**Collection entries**
^^^^^^^^^^^^^^^^

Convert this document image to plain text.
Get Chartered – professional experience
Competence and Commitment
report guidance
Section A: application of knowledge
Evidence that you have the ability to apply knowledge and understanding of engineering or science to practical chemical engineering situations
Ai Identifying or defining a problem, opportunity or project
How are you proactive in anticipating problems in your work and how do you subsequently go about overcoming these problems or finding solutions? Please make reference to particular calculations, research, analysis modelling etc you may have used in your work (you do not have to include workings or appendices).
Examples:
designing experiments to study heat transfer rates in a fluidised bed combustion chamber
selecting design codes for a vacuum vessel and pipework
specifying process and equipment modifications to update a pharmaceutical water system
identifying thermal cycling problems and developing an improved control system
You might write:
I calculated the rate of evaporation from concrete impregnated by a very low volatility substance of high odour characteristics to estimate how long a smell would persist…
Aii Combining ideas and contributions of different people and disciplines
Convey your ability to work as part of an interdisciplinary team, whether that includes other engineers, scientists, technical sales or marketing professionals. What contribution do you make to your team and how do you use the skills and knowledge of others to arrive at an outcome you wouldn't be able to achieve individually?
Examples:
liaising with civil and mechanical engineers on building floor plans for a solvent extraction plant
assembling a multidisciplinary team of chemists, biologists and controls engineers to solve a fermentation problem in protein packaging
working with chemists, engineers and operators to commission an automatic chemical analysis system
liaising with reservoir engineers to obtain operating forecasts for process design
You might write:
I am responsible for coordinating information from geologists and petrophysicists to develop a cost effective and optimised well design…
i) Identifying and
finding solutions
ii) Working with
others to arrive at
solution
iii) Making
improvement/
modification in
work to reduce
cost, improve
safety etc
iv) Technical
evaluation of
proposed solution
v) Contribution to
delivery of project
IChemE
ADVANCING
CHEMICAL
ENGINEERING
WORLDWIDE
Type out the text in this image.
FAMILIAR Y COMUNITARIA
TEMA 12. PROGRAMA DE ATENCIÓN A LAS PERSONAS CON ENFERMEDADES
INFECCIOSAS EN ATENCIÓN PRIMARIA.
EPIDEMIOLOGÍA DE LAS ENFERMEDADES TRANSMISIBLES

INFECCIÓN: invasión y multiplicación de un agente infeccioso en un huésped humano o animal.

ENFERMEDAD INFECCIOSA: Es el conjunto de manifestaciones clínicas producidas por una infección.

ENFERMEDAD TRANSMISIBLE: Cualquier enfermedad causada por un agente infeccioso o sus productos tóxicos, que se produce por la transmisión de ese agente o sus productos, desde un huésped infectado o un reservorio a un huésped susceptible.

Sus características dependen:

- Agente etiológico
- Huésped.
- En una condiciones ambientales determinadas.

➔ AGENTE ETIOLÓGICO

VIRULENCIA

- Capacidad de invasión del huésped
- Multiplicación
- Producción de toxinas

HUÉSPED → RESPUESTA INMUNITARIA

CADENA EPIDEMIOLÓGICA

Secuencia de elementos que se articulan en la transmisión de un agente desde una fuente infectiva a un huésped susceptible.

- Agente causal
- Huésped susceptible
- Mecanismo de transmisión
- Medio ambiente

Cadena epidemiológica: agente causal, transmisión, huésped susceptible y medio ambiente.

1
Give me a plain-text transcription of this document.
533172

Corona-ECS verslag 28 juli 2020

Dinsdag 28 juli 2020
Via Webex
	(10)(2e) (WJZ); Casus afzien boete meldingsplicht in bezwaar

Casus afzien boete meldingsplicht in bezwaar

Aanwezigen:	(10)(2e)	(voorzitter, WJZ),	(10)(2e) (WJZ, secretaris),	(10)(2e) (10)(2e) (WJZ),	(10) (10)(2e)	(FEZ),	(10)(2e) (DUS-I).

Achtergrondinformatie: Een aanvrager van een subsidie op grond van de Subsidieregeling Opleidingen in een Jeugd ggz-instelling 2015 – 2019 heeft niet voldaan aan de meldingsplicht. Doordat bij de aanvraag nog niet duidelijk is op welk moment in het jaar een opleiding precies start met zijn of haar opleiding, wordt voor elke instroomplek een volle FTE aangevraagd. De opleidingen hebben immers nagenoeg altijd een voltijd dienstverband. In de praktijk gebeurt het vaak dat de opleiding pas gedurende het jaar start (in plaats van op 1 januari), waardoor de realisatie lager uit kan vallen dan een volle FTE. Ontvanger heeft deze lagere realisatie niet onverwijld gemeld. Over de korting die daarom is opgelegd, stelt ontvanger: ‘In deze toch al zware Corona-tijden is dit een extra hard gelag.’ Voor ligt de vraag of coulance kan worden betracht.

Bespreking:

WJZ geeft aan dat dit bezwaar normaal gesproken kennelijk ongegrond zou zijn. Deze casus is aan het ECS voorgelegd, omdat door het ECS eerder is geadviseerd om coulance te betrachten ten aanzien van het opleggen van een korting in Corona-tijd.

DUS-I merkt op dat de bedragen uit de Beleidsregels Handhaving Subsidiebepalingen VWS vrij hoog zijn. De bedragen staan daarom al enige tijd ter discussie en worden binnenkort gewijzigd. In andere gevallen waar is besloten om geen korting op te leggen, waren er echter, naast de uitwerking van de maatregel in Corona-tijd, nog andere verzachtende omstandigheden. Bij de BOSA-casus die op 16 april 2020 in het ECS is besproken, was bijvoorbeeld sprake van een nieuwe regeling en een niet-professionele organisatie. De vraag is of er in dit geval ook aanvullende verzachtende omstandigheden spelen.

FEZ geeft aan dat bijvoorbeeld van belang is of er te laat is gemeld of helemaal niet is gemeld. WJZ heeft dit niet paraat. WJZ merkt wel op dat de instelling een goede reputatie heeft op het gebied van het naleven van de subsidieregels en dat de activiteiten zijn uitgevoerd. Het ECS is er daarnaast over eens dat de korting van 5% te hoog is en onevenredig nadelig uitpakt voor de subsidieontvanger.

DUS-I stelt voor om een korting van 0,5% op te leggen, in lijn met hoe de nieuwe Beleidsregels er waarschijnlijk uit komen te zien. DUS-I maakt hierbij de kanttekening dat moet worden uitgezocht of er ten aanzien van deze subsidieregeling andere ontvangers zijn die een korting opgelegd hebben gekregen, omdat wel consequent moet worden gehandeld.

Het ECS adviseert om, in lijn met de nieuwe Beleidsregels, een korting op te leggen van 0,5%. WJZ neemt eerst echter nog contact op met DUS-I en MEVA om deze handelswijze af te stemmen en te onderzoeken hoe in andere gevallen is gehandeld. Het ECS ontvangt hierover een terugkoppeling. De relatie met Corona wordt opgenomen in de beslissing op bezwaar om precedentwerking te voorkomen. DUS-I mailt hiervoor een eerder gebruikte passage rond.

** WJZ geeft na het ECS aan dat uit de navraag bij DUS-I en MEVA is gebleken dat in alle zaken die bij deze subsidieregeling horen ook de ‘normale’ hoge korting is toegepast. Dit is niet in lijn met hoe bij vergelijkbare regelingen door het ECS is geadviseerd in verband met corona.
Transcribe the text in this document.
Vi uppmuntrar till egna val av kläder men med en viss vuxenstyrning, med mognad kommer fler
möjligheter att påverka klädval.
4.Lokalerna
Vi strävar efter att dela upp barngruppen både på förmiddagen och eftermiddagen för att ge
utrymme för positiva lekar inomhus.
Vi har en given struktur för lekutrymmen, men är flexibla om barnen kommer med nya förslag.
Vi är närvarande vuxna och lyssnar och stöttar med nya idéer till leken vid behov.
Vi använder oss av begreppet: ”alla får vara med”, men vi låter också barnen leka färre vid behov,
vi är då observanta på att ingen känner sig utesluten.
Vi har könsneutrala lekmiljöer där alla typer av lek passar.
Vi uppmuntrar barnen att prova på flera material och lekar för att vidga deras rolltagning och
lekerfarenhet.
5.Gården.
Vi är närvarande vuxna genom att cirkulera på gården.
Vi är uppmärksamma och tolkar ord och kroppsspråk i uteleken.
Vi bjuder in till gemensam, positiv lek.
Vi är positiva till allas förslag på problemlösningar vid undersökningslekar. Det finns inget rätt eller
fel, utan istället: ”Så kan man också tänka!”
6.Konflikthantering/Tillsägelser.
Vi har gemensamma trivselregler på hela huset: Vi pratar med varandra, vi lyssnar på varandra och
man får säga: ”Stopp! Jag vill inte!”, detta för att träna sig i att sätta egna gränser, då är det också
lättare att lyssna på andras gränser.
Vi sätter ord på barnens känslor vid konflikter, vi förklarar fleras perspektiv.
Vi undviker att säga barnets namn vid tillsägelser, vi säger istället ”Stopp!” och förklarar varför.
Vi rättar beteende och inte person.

^^^^^^^^^^^^^^^^

**WORK REQUIRED**
Search the data above and return each line in which "säga" occurs.

**SOLUTION BELOW**
man får säga: ”Stopp! Jag vill inte!”, detta för att träna sig i att sätta egna gränser, då är det också
Vi undviker att säga barnets namn vid tillsägelser, vi säger istället ”Stopp!” och förklarar varför.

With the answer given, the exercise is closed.